[BEGIN ENTRIES]

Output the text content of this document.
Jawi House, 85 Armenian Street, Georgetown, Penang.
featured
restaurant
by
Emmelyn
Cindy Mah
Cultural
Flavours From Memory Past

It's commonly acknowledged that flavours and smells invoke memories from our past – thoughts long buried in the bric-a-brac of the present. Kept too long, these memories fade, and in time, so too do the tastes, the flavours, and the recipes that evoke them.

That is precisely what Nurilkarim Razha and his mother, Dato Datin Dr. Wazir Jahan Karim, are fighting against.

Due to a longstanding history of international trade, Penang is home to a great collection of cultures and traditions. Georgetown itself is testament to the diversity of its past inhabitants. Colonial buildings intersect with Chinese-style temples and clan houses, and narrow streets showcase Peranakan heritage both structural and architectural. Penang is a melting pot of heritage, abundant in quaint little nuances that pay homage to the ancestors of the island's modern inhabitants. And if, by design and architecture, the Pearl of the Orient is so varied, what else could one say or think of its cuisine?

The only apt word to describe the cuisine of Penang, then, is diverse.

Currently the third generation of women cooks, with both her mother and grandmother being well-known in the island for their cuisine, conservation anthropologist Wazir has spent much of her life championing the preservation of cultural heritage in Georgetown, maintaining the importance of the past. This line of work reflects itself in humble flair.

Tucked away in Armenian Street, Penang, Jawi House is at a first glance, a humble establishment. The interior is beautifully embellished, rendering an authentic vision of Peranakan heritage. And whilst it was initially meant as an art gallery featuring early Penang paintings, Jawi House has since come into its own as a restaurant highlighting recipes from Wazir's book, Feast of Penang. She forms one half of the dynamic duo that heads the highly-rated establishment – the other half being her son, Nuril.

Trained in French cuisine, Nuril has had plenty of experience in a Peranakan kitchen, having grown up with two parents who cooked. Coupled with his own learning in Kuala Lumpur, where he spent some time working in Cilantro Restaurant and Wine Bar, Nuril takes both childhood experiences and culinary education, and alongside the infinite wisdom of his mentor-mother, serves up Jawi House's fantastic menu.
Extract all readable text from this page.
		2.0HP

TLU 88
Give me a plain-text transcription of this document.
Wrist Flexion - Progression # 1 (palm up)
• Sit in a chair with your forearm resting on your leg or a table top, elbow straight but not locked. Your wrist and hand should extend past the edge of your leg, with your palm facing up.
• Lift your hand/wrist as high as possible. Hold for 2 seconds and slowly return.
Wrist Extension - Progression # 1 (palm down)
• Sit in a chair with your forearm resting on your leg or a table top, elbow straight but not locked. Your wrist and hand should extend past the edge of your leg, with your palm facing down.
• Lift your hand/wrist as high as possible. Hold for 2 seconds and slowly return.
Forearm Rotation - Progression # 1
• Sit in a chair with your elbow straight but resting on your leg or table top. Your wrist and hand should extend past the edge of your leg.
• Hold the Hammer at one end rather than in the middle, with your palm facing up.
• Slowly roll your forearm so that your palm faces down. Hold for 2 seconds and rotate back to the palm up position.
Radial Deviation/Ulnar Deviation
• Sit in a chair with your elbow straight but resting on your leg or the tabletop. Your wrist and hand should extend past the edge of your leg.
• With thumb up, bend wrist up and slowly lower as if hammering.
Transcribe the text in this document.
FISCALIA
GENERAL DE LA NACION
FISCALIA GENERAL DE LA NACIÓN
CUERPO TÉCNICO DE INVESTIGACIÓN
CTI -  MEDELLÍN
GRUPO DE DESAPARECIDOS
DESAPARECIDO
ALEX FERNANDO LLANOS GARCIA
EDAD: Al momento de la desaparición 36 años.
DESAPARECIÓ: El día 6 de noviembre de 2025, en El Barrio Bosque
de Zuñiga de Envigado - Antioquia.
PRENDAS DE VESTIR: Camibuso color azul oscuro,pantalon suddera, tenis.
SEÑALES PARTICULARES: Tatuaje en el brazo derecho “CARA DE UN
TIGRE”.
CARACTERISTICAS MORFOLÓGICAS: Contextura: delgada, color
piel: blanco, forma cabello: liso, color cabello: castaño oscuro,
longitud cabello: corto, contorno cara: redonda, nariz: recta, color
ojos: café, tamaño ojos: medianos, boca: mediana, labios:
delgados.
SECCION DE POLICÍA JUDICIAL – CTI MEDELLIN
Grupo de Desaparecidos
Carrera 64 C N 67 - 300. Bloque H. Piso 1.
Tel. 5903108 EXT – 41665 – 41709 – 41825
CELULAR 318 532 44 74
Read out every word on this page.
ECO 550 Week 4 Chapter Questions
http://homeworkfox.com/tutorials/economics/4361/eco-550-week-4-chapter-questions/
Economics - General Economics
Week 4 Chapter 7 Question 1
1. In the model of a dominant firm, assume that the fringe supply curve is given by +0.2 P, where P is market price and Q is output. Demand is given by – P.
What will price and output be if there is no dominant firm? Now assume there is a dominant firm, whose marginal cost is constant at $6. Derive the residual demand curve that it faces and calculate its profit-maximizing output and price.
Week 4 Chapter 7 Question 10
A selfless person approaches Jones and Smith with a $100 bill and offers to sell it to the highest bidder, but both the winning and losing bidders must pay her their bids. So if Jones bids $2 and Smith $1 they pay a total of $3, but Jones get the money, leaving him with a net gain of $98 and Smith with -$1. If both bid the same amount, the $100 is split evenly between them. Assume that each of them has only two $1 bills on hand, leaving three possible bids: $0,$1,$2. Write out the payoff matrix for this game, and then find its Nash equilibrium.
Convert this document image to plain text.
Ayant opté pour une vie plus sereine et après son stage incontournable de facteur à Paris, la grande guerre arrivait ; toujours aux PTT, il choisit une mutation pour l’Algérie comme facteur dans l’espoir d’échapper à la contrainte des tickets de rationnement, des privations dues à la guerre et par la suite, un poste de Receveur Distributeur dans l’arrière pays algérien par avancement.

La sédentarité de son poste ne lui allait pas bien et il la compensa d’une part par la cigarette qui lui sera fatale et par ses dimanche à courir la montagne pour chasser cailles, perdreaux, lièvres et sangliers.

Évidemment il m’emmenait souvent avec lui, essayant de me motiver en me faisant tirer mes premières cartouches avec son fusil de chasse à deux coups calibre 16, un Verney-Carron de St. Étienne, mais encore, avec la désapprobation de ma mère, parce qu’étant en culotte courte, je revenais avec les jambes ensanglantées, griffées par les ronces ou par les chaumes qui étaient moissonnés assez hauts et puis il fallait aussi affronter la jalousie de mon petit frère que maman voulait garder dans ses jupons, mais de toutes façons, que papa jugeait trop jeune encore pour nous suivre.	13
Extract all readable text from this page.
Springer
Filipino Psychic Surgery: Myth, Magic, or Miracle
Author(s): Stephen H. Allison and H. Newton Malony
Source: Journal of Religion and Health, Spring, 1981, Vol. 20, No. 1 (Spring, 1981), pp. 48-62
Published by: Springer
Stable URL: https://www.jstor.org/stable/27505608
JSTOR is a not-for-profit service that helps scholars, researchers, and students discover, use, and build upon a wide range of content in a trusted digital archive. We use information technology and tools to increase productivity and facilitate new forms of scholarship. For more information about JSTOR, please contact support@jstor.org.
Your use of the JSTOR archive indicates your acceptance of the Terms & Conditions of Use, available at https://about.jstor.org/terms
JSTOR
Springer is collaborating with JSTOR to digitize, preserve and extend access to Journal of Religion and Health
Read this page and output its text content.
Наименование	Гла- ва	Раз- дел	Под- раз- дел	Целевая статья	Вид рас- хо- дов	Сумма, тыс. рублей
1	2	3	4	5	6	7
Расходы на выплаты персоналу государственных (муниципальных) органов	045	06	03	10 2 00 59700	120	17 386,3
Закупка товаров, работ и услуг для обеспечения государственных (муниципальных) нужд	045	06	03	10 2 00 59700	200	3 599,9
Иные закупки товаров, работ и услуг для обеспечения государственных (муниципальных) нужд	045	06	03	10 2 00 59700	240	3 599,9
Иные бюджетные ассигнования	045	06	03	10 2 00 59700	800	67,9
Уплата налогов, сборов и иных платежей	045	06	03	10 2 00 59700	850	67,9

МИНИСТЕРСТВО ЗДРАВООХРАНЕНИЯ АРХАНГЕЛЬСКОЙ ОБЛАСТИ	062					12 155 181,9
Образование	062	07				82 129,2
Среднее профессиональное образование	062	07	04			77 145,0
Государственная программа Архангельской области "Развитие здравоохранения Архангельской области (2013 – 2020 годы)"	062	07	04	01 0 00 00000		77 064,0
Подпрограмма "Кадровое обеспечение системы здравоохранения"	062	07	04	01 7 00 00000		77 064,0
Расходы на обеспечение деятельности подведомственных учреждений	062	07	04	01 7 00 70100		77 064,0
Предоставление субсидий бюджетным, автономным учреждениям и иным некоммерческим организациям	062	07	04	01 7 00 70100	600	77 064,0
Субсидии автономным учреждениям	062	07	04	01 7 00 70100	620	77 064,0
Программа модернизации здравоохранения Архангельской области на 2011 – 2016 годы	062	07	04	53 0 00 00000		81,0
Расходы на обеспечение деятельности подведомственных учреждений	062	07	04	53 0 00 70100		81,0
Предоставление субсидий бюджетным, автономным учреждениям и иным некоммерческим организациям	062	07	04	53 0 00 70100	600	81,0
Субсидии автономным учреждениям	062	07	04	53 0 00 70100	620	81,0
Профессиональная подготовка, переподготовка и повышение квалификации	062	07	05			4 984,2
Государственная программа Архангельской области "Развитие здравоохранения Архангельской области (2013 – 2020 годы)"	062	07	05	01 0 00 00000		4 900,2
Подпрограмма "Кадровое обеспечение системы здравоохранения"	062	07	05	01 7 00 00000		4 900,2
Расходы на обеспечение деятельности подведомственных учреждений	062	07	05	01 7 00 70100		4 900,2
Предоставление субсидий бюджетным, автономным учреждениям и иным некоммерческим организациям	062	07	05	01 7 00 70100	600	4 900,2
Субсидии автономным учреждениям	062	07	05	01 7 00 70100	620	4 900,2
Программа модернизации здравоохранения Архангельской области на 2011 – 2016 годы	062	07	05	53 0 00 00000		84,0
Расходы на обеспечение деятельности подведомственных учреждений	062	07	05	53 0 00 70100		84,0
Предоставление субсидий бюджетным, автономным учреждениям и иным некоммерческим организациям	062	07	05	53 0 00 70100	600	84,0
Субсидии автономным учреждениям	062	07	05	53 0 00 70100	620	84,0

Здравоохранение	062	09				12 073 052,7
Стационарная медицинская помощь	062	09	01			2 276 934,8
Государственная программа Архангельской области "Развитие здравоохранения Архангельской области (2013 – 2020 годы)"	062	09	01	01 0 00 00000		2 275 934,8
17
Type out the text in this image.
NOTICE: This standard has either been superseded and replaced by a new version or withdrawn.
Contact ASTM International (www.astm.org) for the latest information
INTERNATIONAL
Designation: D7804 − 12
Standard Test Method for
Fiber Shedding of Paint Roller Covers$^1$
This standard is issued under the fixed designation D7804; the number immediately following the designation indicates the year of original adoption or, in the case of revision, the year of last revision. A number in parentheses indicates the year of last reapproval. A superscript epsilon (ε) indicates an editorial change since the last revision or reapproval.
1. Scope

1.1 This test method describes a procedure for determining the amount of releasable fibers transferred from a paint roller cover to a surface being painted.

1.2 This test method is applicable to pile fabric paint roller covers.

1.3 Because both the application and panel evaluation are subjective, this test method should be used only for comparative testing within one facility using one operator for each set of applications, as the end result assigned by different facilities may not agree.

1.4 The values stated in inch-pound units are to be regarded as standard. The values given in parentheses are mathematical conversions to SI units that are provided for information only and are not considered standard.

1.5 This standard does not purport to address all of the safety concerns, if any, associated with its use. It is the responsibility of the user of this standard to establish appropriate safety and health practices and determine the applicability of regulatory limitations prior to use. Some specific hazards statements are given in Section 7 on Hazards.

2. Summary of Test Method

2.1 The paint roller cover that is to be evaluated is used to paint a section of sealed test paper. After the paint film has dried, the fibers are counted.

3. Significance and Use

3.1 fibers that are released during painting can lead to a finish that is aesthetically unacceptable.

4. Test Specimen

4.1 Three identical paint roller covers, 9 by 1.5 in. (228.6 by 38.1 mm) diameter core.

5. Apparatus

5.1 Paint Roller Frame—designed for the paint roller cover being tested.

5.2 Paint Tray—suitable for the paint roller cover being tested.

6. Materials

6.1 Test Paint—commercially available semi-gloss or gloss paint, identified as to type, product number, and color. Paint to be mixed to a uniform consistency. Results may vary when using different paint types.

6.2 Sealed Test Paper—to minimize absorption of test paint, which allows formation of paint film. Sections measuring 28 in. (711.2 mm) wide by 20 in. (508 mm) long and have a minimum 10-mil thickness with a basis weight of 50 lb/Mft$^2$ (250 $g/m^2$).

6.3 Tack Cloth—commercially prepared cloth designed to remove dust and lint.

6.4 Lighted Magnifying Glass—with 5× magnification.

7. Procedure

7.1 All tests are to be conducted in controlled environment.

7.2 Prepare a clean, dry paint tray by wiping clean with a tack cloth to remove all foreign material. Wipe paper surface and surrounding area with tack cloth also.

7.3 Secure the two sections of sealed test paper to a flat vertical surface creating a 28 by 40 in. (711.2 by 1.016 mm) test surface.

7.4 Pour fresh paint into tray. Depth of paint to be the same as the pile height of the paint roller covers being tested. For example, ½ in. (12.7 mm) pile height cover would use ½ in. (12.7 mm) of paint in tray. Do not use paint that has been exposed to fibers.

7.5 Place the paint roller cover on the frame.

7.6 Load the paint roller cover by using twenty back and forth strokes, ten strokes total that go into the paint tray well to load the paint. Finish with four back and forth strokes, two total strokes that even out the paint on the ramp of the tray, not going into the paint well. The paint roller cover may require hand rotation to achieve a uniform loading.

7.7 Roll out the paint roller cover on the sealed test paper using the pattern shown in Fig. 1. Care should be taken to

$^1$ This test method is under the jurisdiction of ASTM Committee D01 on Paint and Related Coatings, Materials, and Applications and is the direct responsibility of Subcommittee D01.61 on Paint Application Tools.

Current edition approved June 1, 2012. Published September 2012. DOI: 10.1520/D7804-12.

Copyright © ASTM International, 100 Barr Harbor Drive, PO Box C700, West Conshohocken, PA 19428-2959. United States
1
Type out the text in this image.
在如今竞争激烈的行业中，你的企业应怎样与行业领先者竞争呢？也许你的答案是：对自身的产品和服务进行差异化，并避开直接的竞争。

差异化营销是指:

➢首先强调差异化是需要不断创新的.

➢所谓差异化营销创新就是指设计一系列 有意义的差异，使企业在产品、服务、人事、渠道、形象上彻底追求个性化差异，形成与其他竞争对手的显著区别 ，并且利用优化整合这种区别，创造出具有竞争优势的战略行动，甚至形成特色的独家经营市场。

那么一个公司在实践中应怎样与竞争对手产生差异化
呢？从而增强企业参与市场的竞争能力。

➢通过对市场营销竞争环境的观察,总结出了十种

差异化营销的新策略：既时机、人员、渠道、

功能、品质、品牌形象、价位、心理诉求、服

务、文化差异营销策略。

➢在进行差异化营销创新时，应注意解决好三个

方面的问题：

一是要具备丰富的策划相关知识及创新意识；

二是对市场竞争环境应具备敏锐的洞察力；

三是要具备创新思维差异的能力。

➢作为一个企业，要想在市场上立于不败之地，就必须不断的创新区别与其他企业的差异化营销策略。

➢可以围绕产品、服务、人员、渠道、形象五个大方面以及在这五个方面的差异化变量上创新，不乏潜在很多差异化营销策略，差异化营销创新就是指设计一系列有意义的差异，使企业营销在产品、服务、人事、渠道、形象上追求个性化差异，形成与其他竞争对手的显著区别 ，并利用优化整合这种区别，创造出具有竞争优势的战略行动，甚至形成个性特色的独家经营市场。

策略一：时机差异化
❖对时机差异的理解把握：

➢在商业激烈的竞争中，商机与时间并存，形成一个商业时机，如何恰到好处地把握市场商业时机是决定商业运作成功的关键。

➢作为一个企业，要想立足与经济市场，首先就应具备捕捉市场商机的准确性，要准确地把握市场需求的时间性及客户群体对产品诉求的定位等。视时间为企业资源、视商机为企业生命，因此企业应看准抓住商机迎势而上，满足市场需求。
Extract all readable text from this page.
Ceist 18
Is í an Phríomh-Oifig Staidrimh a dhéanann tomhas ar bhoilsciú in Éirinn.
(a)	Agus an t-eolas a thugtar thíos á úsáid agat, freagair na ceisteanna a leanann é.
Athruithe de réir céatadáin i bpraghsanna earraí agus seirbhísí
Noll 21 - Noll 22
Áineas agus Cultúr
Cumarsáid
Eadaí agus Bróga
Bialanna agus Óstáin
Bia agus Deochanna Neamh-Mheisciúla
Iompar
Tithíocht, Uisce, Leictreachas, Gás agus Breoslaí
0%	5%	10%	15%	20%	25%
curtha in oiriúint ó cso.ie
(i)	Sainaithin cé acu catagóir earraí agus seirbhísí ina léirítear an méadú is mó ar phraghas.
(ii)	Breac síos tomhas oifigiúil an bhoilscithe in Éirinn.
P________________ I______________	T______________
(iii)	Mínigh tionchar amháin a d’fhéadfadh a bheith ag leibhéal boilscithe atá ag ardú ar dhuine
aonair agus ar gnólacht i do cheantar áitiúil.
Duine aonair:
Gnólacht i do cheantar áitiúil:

[END ENTRIES]

| TASK PROMPT |
State how many lines of the records above contain the word "обеспечения", and give only that number.

| EXERCISE ANSWER |
2